+++ Exercise inputs +++

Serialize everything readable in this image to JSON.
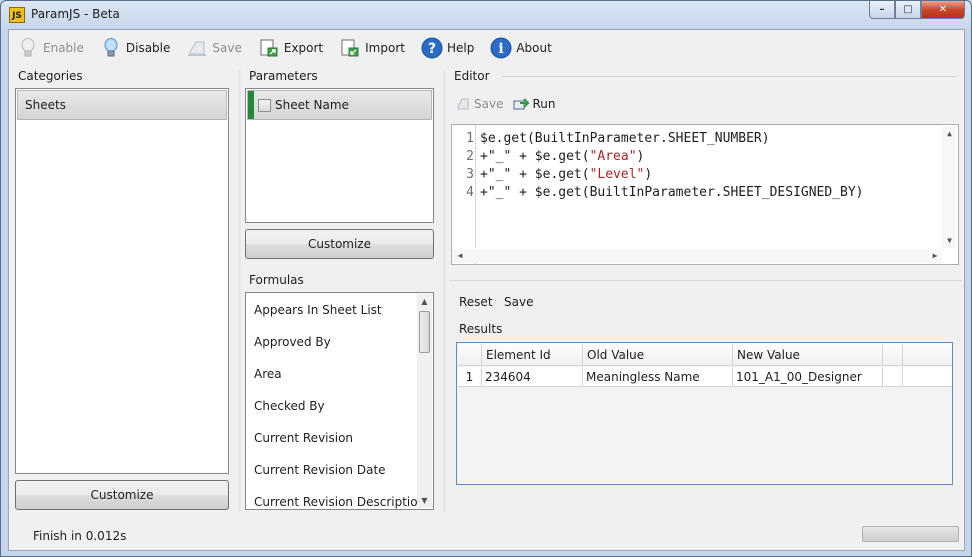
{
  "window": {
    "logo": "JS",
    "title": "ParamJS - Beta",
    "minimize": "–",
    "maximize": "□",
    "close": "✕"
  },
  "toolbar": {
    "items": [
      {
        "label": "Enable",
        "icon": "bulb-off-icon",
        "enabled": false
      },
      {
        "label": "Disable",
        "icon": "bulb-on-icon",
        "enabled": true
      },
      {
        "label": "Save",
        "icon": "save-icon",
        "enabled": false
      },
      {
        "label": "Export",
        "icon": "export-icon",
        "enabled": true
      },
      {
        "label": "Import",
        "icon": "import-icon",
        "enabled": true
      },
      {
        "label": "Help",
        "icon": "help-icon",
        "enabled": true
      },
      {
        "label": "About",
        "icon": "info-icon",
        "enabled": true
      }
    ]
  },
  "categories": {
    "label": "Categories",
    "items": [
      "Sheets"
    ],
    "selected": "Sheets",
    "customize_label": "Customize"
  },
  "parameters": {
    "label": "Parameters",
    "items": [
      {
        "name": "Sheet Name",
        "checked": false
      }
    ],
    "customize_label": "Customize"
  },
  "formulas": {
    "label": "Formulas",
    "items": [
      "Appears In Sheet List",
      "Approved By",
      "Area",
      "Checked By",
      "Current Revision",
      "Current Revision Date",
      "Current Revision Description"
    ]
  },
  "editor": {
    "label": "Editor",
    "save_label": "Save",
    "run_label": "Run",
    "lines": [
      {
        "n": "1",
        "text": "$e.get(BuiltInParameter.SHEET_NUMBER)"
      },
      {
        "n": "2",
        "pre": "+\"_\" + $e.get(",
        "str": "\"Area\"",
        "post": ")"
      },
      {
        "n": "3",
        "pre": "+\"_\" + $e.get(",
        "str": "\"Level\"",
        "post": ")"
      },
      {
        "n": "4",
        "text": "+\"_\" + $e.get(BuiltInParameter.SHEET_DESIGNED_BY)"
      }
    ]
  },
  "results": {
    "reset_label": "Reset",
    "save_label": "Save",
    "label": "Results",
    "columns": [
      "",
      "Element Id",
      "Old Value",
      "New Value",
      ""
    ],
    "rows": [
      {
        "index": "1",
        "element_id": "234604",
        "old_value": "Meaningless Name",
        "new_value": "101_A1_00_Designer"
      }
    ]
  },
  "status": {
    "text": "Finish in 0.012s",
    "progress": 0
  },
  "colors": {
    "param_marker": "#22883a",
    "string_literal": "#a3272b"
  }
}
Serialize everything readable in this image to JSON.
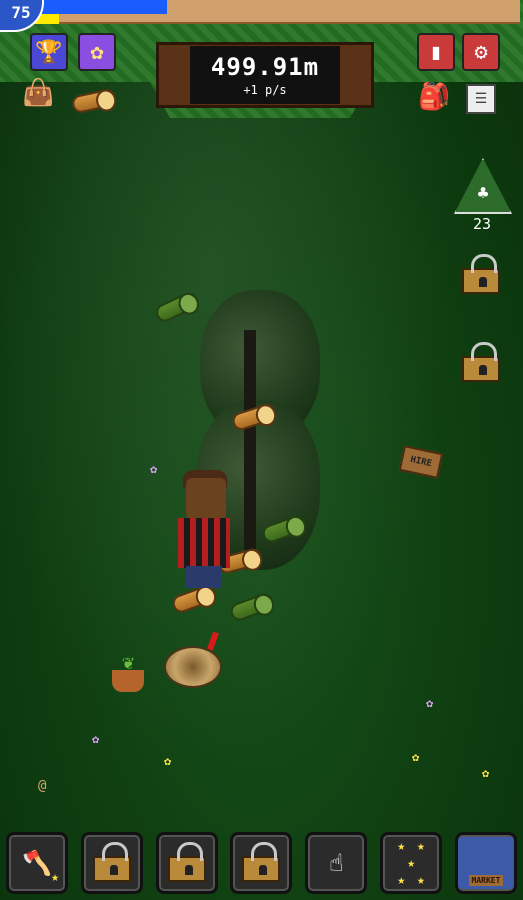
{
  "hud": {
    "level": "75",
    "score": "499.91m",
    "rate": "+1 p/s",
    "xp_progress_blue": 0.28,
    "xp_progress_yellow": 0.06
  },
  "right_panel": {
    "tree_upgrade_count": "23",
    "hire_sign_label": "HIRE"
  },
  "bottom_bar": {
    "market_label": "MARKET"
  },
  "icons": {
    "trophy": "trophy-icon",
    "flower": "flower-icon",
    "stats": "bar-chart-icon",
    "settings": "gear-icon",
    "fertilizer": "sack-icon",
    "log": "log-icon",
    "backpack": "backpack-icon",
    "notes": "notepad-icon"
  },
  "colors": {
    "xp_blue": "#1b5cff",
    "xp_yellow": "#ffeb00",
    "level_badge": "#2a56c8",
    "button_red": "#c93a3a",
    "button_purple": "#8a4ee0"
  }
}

+++

▶ **Problem**
Take the listing above and restate it word for word, without its pictures.

▶ **Worked solution**
Serialize everything readable in this image to JSON.
{
  "window": {
    "logo": "JS",
    "title": "ParamJS - Beta",
    "minimize": "–",
    "maximize": "□",
    "close": "✕"
  },
  "toolbar": {
    "items": [
      {
        "label": "Enable",
        "icon": "bulb-off-icon",
        "enabled": false
      },
      {
        "label": "Disable",
        "icon": "bulb-on-icon",
        "enabled": true
      },
      {
        "label": "Save",
        "icon": "save-icon",
        "enabled": false
      },
      {
        "label": "Export",
        "icon": "export-icon",
        "enabled": true
      },
      {
        "label": "Import",
        "icon": "import-icon",
        "enabled": true
      },
      {
        "label": "Help",
        "icon": "help-icon",
        "enabled": true
      },
      {
        "label": "About",
        "icon": "info-icon",
        "enabled": true
      }
    ]
  },
  "categories": {
    "label": "Categories",
    "items": [
      "Sheets"
    ],
    "selected": "Sheets",
    "customize_label": "Customize"
  },
  "parameters": {
    "label": "Parameters",
    "items": [
      {
        "name": "Sheet Name",
        "checked": false
      }
    ],
    "customize_label": "Customize"
  },
  "formulas": {
    "label": "Formulas",
    "items": [
      "Appears In Sheet List",
      "Approved By",
      "Area",
      "Checked By",
      "Current Revision",
      "Current Revision Date",
      "Current Revision Description"
    ]
  },
  "editor": {
    "label": "Editor",
    "save_label": "Save",
    "run_label": "Run",
    "lines": [
      {
        "n": "1",
        "text": "$e.get(BuiltInParameter.SHEET_NUMBER)"
      },
      {
        "n": "2",
        "pre": "+\"_\" + $e.get(",
        "str": "\"Area\"",
        "post": ")"
      },
      {
        "n": "3",
        "pre": "+\"_\" + $e.get(",
        "str": "\"Level\"",
        "post": ")"
      },
      {
        "n": "4",
        "text": "+\"_\" + $e.get(BuiltInParameter.SHEET_DESIGNED_BY)"
      }
    ]
  },
  "results": {
    "reset_label": "Reset",
    "save_label": "Save",
    "label": "Results",
    "columns": [
      "",
      "Element Id",
      "Old Value",
      "New Value",
      ""
    ],
    "rows": [
      {
        "index": "1",
        "element_id": "234604",
        "old_value": "Meaningless Name",
        "new_value": "101_A1_00_Designer"
      }
    ]
  },
  "status": {
    "text": "Finish in 0.012s",
    "progress": 0
  },
  "colors": {
    "param_marker": "#22883a",
    "string_literal": "#a3272b"
  }
}
Serialize everything readable in this image to JSON.
{
  "hud": {
    "level": "75",
    "score": "499.91m",
    "rate": "+1 p/s",
    "xp_progress_blue": 0.28,
    "xp_progress_yellow": 0.06
  },
  "right_panel": {
    "tree_upgrade_count": "23",
    "hire_sign_label": "HIRE"
  },
  "bottom_bar": {
    "market_label": "MARKET"
  },
  "icons": {
    "trophy": "trophy-icon",
    "flower": "flower-icon",
    "stats": "bar-chart-icon",
    "settings": "gear-icon",
    "fertilizer": "sack-icon",
    "log": "log-icon",
    "backpack": "backpack-icon",
    "notes": "notepad-icon"
  },
  "colors": {
    "xp_blue": "#1b5cff",
    "xp_yellow": "#ffeb00",
    "level_badge": "#2a56c8",
    "button_red": "#c93a3a",
    "button_purple": "#8a4ee0"
  }
}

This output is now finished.